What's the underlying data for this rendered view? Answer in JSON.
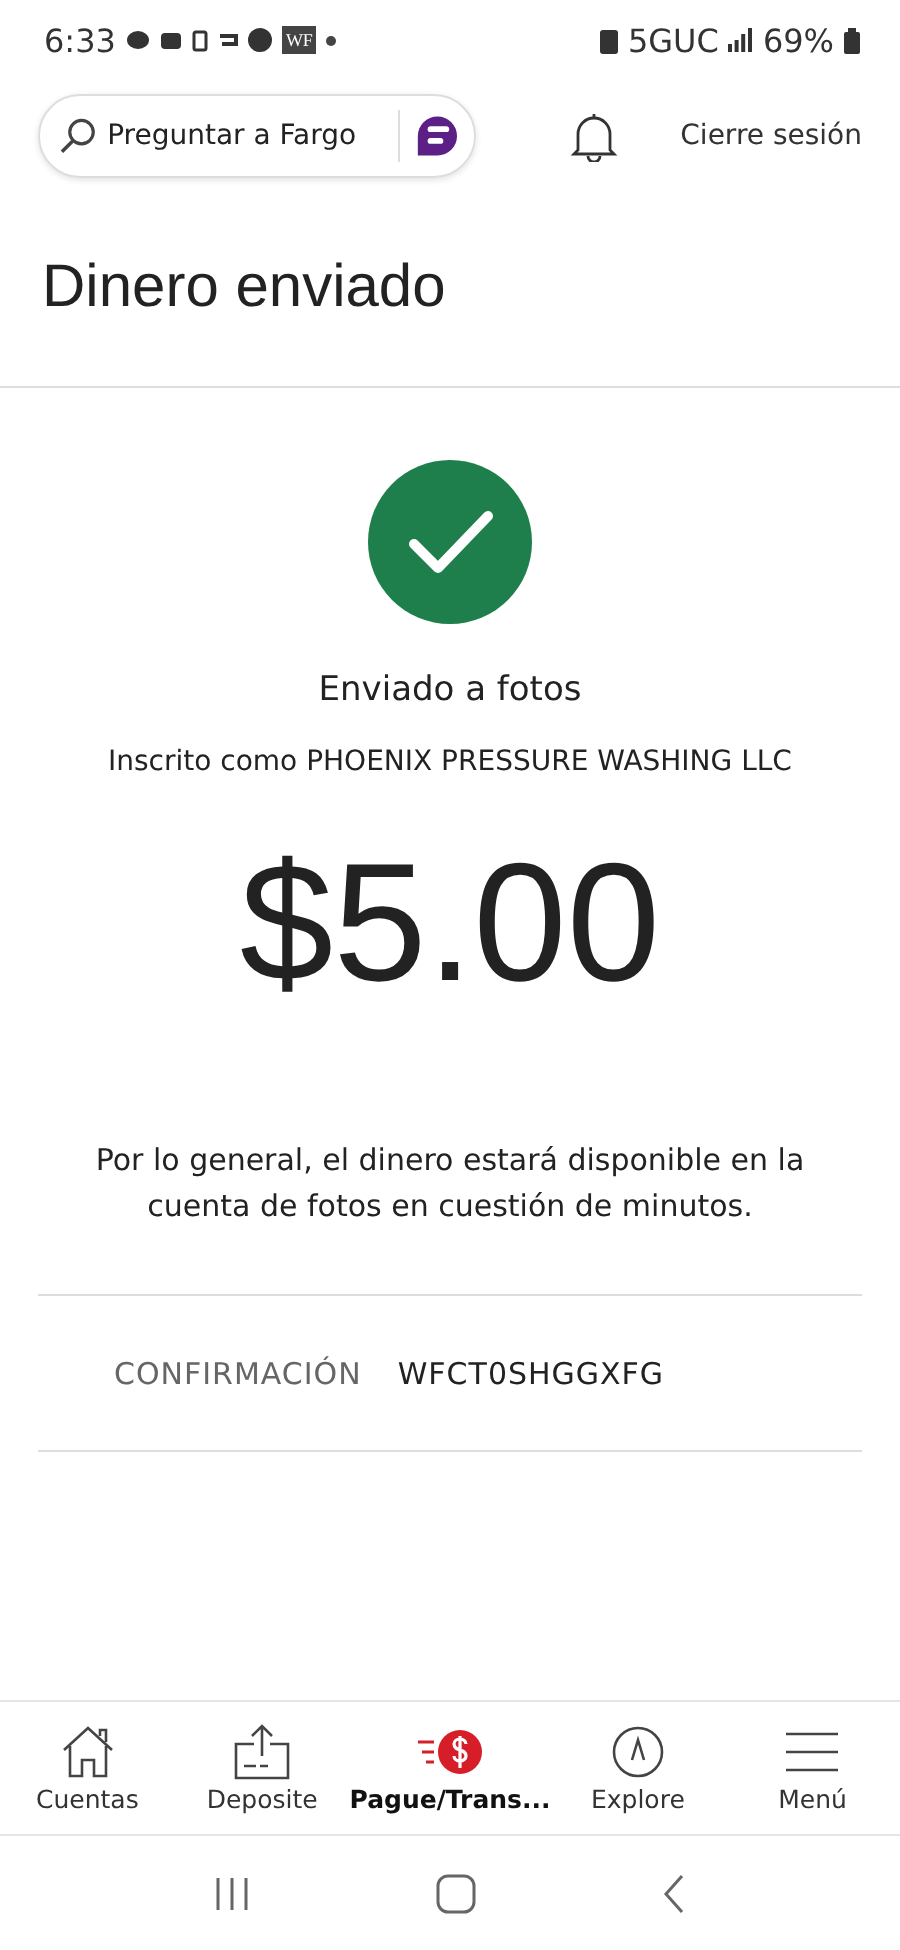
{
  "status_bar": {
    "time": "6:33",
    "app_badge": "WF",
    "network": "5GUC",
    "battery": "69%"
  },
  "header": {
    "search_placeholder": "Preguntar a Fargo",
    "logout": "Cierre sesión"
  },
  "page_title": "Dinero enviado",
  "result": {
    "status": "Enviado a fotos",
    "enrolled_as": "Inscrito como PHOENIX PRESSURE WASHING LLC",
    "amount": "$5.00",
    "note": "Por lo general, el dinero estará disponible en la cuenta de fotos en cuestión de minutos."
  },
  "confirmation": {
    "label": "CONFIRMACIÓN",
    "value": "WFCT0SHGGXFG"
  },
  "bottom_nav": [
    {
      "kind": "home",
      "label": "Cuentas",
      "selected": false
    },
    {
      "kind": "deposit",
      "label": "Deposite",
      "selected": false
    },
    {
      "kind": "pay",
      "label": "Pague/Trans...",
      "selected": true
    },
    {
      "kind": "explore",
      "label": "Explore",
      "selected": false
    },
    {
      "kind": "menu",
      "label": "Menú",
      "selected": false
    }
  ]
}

WORK REQUIRED: Repeat the listing in full and exactly. Leave any pictures out.

THE ANSWER:
What's the underlying data for this rendered view? Answer in JSON.
{
  "status_bar": {
    "time": "6:33",
    "app_badge": "WF",
    "network": "5GUC",
    "battery": "69%"
  },
  "header": {
    "search_placeholder": "Preguntar a Fargo",
    "logout": "Cierre sesión"
  },
  "page_title": "Dinero enviado",
  "result": {
    "status": "Enviado a fotos",
    "enrolled_as": "Inscrito como PHOENIX PRESSURE WASHING LLC",
    "amount": "$5.00",
    "note": "Por lo general, el dinero estará disponible en la cuenta de fotos en cuestión de minutos."
  },
  "confirmation": {
    "label": "CONFIRMACIÓN",
    "value": "WFCT0SHGGXFG"
  },
  "bottom_nav": [
    {
      "kind": "home",
      "label": "Cuentas",
      "selected": false
    },
    {
      "kind": "deposit",
      "label": "Deposite",
      "selected": false
    },
    {
      "kind": "pay",
      "label": "Pague/Trans...",
      "selected": true
    },
    {
      "kind": "explore",
      "label": "Explore",
      "selected": false
    },
    {
      "kind": "menu",
      "label": "Menú",
      "selected": false
    }
  ]
}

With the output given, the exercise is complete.